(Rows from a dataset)
-- Start --

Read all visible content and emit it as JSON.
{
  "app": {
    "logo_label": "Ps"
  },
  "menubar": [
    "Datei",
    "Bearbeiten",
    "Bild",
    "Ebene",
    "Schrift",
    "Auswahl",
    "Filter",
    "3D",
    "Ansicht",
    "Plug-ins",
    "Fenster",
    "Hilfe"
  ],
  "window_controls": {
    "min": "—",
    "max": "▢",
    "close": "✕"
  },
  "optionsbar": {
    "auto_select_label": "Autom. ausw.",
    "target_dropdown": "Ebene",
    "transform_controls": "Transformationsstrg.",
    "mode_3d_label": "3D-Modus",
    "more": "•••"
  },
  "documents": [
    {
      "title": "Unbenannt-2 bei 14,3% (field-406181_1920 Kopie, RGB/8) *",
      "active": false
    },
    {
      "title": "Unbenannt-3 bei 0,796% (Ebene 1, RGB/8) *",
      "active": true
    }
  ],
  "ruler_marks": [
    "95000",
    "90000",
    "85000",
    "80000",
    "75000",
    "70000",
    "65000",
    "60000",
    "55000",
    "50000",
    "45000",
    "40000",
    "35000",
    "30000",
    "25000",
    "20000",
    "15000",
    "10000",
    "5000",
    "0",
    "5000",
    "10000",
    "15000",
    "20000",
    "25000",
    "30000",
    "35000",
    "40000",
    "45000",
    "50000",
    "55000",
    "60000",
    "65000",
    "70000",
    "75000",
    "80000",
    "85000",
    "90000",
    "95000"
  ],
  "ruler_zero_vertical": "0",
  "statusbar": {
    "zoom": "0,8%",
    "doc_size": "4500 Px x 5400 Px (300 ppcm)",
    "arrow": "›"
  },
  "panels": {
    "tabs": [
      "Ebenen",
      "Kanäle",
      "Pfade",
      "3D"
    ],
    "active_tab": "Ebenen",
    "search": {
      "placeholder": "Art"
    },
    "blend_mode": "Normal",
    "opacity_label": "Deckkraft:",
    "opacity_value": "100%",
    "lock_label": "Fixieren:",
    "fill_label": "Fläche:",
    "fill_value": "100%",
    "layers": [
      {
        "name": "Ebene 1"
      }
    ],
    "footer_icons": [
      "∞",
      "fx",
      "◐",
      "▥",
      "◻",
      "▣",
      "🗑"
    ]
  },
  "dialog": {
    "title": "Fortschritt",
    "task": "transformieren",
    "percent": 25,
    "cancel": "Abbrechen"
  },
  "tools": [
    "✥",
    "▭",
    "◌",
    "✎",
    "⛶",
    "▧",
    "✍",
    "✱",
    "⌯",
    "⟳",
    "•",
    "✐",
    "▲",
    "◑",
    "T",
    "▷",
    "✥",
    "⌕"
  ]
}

-- End --

What the task requires ▸
From the listing, copy every line where the string "title" appears.

The answer ▸
      "title": "Unbenannt-2 bei 14,3% (field-406181_1920 Kopie, RGB/8) *",
      "title": "Unbenannt-3 bei 0,796% (Ebene 1, RGB/8) *",
    "title": "Fortschritt",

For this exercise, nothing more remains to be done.